In the records that follow, locate every line with "Úklid" and extract it.

# start of GIVEN INFORMATION

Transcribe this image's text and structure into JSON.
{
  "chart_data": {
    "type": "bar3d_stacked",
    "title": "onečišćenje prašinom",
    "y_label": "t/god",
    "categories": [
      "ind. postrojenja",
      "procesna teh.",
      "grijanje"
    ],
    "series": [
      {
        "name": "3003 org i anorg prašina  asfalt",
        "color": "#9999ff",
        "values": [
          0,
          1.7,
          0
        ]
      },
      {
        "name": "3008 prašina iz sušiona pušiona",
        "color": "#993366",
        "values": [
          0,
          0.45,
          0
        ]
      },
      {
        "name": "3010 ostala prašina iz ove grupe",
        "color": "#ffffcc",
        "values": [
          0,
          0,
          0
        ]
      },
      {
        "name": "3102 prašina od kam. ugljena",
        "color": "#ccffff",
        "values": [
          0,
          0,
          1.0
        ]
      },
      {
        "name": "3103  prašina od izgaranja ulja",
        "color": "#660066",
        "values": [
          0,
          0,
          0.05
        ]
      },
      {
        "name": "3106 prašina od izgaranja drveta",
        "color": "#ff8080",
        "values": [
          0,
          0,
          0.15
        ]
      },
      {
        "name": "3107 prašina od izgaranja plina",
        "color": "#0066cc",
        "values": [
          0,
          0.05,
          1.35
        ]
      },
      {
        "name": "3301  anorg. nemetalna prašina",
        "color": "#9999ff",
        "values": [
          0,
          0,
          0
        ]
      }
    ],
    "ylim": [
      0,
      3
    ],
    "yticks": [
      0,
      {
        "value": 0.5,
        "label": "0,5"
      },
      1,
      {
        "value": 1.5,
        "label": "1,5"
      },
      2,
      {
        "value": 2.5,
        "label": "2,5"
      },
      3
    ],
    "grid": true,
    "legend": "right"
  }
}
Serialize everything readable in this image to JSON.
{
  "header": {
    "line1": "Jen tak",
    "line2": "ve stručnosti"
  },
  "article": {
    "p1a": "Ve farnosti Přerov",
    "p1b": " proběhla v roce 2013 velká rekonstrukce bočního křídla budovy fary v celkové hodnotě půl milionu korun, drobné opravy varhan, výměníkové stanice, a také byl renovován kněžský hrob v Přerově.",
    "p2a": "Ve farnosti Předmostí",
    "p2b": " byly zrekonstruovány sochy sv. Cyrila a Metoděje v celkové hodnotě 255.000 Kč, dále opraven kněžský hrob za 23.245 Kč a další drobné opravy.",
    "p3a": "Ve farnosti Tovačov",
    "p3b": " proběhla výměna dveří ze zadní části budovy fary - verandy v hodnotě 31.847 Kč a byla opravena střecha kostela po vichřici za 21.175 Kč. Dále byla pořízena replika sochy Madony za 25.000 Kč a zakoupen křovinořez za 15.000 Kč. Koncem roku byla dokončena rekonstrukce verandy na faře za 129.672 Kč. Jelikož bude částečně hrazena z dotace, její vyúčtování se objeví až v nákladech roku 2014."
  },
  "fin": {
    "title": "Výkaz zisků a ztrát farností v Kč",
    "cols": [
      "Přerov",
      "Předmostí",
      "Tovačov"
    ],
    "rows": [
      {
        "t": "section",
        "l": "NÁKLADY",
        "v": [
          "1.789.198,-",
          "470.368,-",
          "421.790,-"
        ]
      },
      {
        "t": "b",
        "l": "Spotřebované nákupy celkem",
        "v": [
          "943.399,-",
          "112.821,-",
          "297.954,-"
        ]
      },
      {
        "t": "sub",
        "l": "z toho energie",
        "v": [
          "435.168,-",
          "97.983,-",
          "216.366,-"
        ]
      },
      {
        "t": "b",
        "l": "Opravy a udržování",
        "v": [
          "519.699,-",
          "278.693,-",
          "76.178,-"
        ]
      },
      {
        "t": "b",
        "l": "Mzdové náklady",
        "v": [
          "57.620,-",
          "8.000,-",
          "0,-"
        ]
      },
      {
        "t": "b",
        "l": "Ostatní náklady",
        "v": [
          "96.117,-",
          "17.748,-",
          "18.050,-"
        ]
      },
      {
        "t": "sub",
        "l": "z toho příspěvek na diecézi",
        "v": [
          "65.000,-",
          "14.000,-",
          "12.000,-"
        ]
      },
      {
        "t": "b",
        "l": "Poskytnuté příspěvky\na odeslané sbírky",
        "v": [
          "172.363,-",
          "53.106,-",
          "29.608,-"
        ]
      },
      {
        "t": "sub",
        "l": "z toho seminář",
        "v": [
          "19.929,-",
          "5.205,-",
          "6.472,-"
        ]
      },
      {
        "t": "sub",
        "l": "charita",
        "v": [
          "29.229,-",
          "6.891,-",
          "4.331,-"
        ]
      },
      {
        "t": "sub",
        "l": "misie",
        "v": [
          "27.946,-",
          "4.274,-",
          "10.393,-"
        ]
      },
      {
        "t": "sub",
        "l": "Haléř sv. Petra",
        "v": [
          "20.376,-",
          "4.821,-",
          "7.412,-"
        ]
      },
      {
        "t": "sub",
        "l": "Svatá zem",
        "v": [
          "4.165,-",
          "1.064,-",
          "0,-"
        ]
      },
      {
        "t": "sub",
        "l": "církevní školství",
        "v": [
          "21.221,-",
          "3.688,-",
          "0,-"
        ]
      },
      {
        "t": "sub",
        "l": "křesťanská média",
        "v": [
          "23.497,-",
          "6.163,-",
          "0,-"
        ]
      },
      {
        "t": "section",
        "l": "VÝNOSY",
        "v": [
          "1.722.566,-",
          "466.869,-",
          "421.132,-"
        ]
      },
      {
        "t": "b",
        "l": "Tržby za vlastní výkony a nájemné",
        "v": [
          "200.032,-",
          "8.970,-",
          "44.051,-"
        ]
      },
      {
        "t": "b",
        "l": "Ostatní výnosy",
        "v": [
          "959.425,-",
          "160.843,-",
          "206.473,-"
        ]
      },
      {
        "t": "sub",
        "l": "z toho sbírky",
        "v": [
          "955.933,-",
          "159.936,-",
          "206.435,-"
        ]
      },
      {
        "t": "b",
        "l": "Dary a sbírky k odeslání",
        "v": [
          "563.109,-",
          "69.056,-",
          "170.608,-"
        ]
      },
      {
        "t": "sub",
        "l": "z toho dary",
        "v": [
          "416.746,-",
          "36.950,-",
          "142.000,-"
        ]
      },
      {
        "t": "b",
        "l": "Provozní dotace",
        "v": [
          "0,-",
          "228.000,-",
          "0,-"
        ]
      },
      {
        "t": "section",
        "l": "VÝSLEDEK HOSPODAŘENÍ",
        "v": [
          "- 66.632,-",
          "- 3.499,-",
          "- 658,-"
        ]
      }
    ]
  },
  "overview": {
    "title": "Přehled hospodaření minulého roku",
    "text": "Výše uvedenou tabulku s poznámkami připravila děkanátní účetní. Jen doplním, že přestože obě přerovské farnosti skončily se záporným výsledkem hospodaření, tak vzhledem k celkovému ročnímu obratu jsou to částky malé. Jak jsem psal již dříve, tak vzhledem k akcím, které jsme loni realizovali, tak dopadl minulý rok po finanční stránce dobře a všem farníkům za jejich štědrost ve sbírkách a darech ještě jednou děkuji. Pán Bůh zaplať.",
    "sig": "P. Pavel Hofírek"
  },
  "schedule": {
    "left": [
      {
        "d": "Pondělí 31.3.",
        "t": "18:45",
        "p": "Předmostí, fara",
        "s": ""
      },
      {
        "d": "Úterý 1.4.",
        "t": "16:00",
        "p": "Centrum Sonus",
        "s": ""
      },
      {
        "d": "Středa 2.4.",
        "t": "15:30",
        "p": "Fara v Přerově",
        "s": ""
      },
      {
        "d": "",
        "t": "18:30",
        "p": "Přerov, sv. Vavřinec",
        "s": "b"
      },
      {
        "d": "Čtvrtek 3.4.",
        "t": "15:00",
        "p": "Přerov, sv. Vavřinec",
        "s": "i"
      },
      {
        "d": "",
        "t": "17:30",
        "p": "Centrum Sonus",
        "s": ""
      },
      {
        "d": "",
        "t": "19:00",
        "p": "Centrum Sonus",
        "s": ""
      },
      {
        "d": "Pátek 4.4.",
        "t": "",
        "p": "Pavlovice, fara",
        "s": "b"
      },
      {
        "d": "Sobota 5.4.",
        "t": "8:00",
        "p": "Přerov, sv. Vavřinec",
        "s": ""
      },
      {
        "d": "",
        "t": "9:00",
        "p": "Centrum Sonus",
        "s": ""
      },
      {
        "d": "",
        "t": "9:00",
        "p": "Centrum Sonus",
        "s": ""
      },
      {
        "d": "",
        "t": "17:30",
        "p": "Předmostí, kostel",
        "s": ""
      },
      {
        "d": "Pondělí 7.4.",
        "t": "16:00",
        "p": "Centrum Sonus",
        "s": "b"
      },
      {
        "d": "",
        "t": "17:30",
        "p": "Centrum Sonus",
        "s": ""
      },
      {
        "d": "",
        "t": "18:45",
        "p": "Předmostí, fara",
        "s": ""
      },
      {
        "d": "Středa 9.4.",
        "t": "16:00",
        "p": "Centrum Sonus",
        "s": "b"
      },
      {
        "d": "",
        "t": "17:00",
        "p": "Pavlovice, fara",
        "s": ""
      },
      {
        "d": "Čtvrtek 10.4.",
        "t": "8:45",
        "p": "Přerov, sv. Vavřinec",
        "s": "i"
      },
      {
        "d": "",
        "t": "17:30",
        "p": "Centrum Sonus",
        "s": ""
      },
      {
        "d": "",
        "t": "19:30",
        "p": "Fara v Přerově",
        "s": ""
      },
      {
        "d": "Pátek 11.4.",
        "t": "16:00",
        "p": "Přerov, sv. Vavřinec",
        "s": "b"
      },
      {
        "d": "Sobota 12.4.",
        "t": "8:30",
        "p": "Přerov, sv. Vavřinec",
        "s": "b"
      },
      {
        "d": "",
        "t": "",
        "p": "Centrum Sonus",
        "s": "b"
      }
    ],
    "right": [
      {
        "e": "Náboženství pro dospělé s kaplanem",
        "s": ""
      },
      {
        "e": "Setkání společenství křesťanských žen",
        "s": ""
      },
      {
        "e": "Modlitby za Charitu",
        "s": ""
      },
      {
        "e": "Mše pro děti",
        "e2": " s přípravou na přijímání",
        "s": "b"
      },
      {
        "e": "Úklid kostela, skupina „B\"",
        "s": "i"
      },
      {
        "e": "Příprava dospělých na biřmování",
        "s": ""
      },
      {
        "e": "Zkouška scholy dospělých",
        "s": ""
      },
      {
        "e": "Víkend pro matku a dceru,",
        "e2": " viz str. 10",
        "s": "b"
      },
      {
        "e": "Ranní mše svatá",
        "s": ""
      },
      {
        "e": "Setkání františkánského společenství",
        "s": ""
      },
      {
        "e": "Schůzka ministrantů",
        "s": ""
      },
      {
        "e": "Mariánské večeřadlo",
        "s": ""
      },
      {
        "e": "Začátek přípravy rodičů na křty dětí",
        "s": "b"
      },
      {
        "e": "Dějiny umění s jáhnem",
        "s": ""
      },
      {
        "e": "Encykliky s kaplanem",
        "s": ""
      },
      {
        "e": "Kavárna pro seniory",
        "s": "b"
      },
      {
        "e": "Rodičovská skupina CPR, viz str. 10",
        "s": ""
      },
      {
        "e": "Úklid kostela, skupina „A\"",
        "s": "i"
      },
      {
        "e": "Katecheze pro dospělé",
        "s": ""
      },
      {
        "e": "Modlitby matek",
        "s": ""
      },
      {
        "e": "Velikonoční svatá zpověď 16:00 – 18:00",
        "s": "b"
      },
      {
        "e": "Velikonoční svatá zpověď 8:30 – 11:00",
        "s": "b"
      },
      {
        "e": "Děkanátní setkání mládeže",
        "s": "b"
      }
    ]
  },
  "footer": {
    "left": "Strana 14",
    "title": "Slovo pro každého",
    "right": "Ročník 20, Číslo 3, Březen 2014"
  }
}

# end of GIVEN INFORMATION

ANSWER TO THIS TASK »
        "e": "Úklid kostela, skupina „B\"",
        "e": "Úklid kostela, skupina „A\"",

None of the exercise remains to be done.